EXERCISE REQUIREMENTS – Scan each line of the records for the word "been" and extract the ones that have it.

STORED ROWS –

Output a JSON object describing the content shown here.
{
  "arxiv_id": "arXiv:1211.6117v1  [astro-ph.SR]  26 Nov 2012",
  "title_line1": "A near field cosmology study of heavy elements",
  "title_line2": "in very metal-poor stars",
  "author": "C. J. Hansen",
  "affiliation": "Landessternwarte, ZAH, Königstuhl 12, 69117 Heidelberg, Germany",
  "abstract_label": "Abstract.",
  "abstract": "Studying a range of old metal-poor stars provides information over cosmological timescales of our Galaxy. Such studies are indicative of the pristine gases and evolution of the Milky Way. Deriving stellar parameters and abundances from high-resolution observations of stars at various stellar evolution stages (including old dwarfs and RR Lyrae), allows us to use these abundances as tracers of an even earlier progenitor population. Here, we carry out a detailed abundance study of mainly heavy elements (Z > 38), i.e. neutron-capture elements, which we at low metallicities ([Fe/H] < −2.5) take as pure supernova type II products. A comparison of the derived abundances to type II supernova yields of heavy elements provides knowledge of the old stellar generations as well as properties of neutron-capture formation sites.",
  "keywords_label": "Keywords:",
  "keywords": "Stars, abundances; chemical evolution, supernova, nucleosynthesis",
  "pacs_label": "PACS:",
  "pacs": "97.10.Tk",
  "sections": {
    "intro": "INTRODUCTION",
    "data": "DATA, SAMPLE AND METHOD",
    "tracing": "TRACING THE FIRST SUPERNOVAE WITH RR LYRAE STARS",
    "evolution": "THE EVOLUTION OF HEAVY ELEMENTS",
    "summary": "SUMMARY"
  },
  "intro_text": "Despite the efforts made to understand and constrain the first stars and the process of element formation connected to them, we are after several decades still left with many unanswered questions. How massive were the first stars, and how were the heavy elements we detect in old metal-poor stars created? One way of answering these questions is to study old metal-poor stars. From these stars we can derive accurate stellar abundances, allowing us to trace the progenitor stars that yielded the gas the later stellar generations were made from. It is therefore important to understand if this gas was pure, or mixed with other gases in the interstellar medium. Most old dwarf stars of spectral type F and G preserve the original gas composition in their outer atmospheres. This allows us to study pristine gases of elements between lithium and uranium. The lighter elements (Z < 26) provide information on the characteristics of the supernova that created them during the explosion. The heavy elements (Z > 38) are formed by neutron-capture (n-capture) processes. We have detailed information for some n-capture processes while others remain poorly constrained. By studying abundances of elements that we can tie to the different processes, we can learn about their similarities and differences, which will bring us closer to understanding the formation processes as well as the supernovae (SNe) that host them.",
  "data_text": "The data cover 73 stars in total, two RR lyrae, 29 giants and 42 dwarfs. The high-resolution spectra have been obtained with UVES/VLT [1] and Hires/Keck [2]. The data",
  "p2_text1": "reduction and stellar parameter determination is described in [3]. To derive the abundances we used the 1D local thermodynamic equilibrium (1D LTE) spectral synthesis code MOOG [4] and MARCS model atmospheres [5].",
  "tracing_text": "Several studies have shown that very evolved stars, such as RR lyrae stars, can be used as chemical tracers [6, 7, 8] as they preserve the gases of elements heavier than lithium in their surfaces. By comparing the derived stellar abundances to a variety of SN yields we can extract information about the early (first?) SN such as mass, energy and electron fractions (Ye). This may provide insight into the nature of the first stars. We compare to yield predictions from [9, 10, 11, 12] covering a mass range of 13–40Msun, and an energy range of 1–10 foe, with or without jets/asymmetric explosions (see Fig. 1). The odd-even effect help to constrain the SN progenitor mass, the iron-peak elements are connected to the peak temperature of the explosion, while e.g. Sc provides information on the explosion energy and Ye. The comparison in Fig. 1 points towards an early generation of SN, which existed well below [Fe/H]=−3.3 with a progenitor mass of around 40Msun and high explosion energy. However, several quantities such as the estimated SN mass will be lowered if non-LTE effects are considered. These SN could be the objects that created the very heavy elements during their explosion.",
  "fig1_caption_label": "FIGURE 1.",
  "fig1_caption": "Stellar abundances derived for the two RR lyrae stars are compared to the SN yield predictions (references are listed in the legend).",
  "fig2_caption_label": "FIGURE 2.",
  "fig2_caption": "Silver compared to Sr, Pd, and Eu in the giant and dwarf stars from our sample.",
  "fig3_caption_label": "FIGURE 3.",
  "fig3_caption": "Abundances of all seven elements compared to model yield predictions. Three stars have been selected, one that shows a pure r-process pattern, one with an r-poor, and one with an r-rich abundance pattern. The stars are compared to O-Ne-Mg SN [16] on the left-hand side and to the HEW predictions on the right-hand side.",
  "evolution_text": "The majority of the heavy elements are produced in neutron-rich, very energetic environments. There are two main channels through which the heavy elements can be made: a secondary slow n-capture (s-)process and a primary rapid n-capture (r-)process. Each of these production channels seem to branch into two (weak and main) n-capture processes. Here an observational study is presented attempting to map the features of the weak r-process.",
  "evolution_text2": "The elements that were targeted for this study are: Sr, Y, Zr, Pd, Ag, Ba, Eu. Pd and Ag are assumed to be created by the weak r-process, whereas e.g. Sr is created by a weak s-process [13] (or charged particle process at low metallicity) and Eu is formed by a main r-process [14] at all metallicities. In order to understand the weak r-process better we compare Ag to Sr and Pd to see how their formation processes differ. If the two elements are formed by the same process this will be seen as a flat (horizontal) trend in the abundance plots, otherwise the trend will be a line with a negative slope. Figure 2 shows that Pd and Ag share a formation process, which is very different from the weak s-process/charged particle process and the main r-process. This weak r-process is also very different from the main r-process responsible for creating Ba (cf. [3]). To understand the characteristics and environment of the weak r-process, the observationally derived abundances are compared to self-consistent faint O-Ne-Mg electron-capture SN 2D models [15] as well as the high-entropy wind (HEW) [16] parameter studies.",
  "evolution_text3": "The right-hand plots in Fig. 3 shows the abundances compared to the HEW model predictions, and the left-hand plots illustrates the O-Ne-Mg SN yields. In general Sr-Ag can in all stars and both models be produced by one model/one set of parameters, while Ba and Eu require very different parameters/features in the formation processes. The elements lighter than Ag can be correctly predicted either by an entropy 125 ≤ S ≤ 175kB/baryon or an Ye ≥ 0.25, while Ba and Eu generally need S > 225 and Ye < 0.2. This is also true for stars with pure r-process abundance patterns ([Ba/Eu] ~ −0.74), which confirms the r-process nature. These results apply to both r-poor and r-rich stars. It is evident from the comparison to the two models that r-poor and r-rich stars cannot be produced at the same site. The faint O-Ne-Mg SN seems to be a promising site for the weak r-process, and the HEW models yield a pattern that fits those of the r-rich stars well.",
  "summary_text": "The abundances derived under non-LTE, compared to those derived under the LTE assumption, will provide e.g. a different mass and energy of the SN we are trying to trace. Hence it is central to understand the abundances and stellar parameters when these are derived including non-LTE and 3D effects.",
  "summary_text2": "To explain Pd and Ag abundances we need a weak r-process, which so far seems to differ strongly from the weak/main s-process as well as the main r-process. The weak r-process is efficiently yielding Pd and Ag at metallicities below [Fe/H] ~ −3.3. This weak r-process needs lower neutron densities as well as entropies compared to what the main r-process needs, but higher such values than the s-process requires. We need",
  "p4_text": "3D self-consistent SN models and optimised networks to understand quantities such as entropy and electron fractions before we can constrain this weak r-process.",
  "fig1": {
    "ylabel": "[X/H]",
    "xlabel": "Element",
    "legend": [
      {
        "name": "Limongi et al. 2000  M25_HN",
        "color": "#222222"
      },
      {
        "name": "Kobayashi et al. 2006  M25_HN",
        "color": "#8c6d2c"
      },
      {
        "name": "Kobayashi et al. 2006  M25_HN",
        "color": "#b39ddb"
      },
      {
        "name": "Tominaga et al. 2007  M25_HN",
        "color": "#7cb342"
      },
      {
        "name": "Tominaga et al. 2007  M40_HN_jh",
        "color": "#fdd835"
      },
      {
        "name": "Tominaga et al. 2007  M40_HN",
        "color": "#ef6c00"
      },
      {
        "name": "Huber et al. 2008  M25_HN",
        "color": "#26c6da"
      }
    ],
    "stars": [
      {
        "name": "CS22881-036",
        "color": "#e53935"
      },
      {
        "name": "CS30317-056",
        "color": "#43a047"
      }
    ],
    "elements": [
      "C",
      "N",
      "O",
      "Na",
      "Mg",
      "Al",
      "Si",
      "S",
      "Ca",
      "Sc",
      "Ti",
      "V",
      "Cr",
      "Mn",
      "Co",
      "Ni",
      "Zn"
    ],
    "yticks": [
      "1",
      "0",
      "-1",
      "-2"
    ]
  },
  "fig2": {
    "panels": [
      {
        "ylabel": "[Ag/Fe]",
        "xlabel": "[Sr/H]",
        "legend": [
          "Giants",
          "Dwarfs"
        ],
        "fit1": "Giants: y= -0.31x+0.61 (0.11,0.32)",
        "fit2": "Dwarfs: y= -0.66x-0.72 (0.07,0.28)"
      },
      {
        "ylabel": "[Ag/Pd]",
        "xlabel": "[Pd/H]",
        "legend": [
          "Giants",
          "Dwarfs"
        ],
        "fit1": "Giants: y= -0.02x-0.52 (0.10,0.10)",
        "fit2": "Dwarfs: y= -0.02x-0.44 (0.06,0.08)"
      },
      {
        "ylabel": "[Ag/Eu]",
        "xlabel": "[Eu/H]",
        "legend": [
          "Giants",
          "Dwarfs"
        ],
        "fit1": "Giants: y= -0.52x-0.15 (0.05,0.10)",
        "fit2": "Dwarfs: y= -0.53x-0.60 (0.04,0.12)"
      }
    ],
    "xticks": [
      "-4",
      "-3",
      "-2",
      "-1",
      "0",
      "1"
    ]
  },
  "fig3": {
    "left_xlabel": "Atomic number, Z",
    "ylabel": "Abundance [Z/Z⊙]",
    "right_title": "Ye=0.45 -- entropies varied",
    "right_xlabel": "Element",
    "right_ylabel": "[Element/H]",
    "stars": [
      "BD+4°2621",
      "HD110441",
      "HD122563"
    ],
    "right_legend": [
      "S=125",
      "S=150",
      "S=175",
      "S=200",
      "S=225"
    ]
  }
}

COMPLETE RESPONSE –
  "data_text": "The data cover 73 stars in total, two RR lyrae, 29 giants and 42 dwarfs. The high-resolution spectra have been obtained with UVES/VLT [1] and Hires/Keck [2]. The data",
  "fig3_caption": "Abundances of all seven elements compared to model yield predictions. Three stars have been selected, one that shows a pure r-process pattern, one with an r-poor, and one with an r-rich abundance pattern. The stars are compared to O-Ne-Mg SN [16] on the left-hand side and to the HEW predictions on the right-hand side.",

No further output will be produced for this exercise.